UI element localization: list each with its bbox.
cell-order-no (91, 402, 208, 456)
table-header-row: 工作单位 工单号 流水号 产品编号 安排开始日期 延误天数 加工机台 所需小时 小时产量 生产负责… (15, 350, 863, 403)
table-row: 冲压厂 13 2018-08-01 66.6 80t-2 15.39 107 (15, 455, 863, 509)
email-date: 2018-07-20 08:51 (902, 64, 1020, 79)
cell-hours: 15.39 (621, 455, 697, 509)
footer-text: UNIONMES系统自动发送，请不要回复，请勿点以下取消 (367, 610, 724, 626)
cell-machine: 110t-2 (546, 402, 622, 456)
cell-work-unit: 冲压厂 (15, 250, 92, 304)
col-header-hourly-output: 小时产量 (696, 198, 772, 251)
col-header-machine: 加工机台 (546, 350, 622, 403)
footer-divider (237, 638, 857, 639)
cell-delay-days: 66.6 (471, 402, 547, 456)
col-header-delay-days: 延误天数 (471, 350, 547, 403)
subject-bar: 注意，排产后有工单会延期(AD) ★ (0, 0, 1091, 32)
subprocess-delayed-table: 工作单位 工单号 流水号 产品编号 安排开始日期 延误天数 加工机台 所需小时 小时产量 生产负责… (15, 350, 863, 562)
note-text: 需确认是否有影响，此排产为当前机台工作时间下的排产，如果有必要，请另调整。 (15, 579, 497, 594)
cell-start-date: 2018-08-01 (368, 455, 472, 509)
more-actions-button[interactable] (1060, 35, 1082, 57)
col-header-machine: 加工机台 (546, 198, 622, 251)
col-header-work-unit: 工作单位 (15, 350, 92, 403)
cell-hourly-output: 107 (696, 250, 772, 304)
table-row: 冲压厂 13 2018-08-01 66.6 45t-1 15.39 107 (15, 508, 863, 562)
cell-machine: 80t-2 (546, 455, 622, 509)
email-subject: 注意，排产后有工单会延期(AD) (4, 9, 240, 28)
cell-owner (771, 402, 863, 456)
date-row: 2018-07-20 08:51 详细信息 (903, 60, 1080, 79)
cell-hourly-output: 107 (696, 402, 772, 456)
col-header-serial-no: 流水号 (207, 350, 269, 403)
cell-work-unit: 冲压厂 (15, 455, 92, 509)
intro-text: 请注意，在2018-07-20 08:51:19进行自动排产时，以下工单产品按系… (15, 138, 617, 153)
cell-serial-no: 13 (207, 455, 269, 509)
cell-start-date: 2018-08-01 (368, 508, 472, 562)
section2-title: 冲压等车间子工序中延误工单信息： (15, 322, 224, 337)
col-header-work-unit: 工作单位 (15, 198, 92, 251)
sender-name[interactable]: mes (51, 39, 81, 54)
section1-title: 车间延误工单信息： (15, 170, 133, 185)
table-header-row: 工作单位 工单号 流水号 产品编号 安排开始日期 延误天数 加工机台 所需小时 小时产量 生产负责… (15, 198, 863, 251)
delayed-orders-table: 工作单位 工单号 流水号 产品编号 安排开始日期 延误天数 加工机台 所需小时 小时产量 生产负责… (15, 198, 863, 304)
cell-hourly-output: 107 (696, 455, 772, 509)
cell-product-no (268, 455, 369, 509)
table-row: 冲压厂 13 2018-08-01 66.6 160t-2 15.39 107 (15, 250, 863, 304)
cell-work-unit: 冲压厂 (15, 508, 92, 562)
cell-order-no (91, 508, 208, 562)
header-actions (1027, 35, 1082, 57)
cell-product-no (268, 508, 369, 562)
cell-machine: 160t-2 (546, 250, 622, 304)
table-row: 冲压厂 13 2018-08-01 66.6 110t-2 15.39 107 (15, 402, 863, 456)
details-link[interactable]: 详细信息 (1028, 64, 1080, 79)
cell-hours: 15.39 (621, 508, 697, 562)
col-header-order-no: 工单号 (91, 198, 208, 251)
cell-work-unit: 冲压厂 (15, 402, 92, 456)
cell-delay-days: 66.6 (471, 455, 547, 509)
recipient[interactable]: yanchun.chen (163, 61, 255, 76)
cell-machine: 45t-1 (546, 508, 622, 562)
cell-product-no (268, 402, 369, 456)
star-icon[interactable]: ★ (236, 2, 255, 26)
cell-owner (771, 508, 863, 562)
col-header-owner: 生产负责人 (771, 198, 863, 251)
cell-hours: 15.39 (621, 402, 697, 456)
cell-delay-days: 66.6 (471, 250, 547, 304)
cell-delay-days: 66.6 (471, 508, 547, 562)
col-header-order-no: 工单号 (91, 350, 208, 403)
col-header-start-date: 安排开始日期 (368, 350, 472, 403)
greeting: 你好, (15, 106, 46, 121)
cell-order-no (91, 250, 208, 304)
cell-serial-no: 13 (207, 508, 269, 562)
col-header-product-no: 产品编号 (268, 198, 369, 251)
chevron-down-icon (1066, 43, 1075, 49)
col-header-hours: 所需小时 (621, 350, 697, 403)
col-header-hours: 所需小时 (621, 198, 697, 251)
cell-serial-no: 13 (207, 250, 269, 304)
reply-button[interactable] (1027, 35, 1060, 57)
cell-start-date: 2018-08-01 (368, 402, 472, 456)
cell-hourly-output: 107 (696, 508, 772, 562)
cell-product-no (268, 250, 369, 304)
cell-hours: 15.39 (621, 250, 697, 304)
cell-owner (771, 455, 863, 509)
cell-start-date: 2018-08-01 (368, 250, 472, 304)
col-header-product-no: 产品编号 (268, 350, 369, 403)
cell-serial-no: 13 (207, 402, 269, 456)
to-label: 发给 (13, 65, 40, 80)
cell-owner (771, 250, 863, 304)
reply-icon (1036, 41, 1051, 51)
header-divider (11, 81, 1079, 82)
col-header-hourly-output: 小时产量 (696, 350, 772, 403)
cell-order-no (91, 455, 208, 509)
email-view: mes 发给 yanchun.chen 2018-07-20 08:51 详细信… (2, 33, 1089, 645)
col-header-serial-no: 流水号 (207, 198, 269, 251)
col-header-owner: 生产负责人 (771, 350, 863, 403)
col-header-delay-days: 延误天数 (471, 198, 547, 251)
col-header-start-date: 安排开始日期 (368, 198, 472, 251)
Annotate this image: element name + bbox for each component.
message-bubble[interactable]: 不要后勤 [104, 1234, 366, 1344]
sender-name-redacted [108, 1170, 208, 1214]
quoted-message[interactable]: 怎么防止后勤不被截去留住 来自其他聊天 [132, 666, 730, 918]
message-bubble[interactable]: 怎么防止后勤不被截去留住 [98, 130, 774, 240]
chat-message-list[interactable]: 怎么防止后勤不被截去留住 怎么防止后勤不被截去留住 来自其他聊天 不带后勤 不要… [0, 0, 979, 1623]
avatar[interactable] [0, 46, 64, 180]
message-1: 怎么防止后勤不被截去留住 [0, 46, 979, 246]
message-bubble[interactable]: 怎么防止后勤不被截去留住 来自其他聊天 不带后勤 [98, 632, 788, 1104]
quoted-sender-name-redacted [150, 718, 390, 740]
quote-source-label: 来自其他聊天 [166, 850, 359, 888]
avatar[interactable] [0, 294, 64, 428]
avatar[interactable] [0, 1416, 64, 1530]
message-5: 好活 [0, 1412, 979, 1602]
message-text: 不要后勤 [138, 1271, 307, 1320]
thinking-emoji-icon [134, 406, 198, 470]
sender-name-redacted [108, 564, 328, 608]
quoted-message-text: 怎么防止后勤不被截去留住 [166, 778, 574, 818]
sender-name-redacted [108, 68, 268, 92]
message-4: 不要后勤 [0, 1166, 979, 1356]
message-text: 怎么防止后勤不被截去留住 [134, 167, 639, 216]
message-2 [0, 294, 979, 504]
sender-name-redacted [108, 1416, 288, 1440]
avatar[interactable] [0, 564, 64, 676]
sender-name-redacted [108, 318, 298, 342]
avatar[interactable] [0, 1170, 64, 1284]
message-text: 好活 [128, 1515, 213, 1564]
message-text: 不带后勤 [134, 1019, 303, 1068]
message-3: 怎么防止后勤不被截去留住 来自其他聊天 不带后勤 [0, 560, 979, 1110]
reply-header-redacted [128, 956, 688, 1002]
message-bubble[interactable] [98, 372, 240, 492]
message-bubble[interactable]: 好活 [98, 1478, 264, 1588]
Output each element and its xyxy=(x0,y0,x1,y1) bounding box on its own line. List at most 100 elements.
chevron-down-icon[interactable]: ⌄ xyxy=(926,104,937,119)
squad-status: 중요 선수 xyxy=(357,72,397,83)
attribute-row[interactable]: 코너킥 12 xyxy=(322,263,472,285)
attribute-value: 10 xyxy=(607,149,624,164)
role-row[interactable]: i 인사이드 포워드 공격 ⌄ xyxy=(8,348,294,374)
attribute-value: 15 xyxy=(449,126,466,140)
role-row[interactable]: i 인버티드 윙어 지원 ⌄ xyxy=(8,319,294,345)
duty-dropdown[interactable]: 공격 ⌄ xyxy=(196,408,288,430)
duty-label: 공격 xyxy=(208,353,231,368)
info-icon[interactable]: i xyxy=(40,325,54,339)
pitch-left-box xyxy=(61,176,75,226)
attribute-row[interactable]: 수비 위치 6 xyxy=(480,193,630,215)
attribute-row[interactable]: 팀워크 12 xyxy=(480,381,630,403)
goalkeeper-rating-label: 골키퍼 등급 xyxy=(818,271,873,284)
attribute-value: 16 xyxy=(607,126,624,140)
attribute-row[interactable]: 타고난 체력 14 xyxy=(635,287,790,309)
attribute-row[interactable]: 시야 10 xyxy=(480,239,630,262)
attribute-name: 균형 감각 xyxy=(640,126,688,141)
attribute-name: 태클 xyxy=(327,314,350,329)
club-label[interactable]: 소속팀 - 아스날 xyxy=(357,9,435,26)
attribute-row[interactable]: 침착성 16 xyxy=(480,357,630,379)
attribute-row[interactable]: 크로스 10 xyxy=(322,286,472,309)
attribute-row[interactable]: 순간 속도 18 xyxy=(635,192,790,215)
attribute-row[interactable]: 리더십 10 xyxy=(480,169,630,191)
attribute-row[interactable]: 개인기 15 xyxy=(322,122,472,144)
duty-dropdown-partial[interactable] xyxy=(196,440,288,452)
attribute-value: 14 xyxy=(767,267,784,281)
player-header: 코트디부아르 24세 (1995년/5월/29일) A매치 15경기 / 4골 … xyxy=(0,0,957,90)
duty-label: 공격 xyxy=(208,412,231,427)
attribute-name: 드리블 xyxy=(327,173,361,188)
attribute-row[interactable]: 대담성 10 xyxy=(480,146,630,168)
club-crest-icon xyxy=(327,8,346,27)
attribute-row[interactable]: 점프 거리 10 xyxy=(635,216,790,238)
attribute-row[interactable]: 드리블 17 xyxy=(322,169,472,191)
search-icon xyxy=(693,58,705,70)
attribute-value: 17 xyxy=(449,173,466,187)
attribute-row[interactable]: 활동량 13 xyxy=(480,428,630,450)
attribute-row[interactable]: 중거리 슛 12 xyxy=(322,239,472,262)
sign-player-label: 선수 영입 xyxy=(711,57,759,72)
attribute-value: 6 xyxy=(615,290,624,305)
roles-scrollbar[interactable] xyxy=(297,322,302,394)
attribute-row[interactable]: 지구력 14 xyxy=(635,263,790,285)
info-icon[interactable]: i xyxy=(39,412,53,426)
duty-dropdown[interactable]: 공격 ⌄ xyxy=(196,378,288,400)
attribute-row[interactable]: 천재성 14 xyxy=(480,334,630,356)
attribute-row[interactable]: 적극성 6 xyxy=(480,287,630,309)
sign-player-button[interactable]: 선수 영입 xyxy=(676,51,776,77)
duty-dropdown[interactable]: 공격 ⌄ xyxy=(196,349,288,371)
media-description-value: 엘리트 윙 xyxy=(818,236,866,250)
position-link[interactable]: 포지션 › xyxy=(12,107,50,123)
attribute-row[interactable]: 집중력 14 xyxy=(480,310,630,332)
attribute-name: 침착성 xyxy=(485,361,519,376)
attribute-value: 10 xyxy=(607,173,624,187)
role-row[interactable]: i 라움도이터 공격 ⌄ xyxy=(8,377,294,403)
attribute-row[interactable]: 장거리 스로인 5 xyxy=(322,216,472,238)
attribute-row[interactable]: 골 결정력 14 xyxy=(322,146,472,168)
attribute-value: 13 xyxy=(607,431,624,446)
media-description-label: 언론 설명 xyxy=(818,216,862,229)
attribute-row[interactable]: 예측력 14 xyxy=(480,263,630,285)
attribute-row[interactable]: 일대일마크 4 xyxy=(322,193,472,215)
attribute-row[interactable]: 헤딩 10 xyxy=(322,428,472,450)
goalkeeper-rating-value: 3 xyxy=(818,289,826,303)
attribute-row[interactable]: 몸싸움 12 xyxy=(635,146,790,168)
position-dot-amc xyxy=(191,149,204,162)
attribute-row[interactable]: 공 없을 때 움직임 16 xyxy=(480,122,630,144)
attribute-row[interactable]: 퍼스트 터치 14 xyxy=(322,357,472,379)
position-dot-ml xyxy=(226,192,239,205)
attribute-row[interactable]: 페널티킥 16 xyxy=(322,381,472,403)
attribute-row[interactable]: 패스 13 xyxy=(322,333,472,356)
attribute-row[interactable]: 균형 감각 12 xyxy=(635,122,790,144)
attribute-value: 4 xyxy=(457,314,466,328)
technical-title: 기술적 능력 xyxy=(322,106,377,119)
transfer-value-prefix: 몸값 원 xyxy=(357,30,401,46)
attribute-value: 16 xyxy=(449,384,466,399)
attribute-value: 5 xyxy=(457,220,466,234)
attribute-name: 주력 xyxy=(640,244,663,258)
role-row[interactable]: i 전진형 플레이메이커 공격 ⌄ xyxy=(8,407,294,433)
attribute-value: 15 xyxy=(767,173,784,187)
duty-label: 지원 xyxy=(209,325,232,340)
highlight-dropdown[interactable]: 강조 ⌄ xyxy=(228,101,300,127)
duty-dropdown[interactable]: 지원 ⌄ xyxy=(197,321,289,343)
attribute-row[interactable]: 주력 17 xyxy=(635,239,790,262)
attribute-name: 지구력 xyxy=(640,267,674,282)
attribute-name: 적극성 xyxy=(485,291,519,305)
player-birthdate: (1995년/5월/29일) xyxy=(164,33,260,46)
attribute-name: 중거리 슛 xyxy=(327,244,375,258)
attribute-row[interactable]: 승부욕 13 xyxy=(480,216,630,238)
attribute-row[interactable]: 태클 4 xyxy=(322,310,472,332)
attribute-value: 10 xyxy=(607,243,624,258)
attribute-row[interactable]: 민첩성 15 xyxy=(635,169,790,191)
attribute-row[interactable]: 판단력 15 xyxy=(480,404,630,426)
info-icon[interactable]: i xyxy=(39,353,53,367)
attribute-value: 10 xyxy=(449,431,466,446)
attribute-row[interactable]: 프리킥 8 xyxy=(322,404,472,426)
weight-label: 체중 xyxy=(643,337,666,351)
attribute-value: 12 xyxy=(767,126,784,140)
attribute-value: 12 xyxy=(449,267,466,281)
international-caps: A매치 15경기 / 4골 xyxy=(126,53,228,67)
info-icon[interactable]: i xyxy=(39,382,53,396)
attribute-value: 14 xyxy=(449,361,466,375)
########################################
Return the stretch of records from the start through the line that contains "cell-machine: 110t-2 (546, 402, 622, 456)", keeping every line identical to the original.

Task solution:
UI element localization: list each with its bbox.
cell-order-no (91, 402, 208, 456)
table-header-row: 工作单位 工单号 流水号 产品编号 安排开始日期 延误天数 加工机台 所需小时 小时产量 生产负责… (15, 350, 863, 403)
table-row: 冲压厂 13 2018-08-01 66.6 80t-2 15.39 107 (15, 455, 863, 509)
email-date: 2018-07-20 08:51 (902, 64, 1020, 79)
cell-hours: 15.39 (621, 455, 697, 509)
footer-text: UNIONMES系统自动发送，请不要回复，请勿点以下取消 (367, 610, 724, 626)
cell-machine: 110t-2 (546, 402, 622, 456)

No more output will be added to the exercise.